Given problem - Give all the lines below again, exactly, with no pictures.

[begin Record excerpts]

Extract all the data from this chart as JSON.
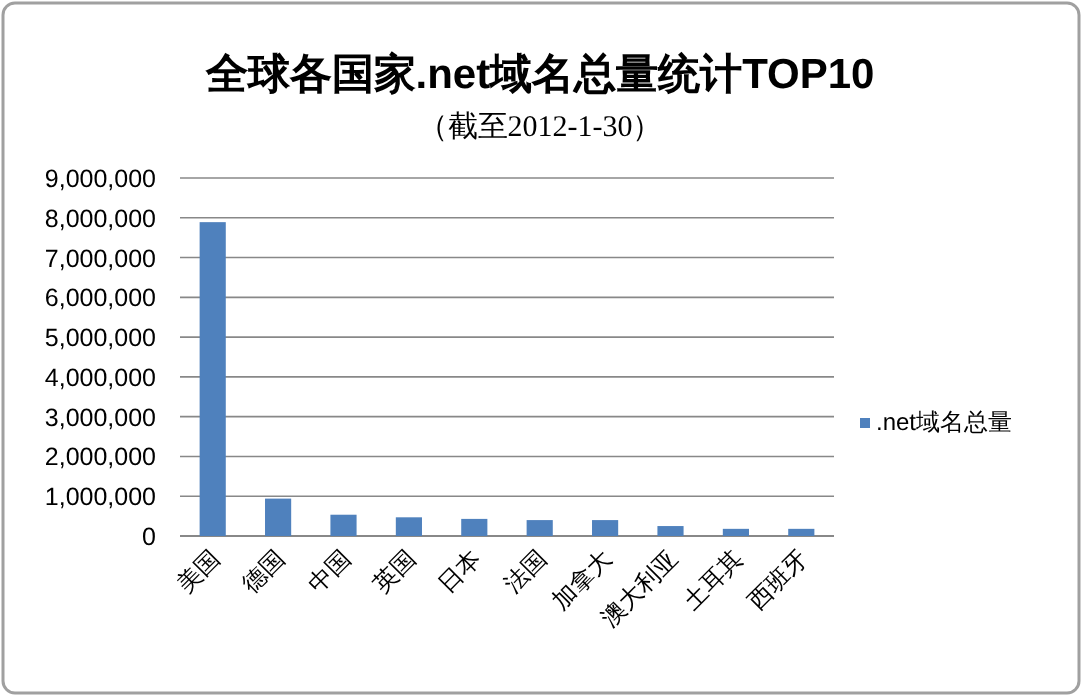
{
  "chart_data": {
    "type": "bar",
    "title": "全球各国家.net域名总量统计TOP10",
    "subtitle": "（截至2012-1-30）",
    "categories": [
      "美国",
      "德国",
      "中国",
      "英国",
      "日本",
      "法国",
      "加拿大",
      "澳大利亚",
      "土耳其",
      "西班牙"
    ],
    "series": [
      {
        "name": ".net域名总量",
        "color": "#4f81bd",
        "values": [
          7890000,
          940000,
          535000,
          470000,
          430000,
          400000,
          400000,
          250000,
          180000,
          180000
        ]
      }
    ],
    "ylim": [
      0,
      9000000
    ],
    "yticks": [
      {
        "value": 0,
        "label": "0"
      },
      {
        "value": 1000000,
        "label": "1,000,000"
      },
      {
        "value": 2000000,
        "label": "2,000,000"
      },
      {
        "value": 3000000,
        "label": "3,000,000"
      },
      {
        "value": 4000000,
        "label": "4,000,000"
      },
      {
        "value": 5000000,
        "label": "5,000,000"
      },
      {
        "value": 6000000,
        "label": "6,000,000"
      },
      {
        "value": 7000000,
        "label": "7,000,000"
      },
      {
        "value": 8000000,
        "label": "8,000,000"
      },
      {
        "value": 9000000,
        "label": "9,000,000"
      }
    ],
    "grid": "y",
    "legend": "right"
  }
}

[end Record excerpts]

Exercise response -
Extract all the data from this chart as JSON.
{
  "chart_data": {
    "type": "bar",
    "title": "全球各国家.net域名总量统计TOP10",
    "subtitle": "（截至2012-1-30）",
    "categories": [
      "美国",
      "德国",
      "中国",
      "英国",
      "日本",
      "法国",
      "加拿大",
      "澳大利亚",
      "土耳其",
      "西班牙"
    ],
    "series": [
      {
        "name": ".net域名总量",
        "color": "#4f81bd",
        "values": [
          7890000,
          940000,
          535000,
          470000,
          430000,
          400000,
          400000,
          250000,
          180000,
          180000
        ]
      }
    ],
    "ylim": [
      0,
      9000000
    ],
    "yticks": [
      {
        "value": 0,
        "label": "0"
      },
      {
        "value": 1000000,
        "label": "1,000,000"
      },
      {
        "value": 2000000,
        "label": "2,000,000"
      },
      {
        "value": 3000000,
        "label": "3,000,000"
      },
      {
        "value": 4000000,
        "label": "4,000,000"
      },
      {
        "value": 5000000,
        "label": "5,000,000"
      },
      {
        "value": 6000000,
        "label": "6,000,000"
      },
      {
        "value": 7000000,
        "label": "7,000,000"
      },
      {
        "value": 8000000,
        "label": "8,000,000"
      },
      {
        "value": 9000000,
        "label": "9,000,000"
      }
    ],
    "grid": "y",
    "legend": "right"
  }
}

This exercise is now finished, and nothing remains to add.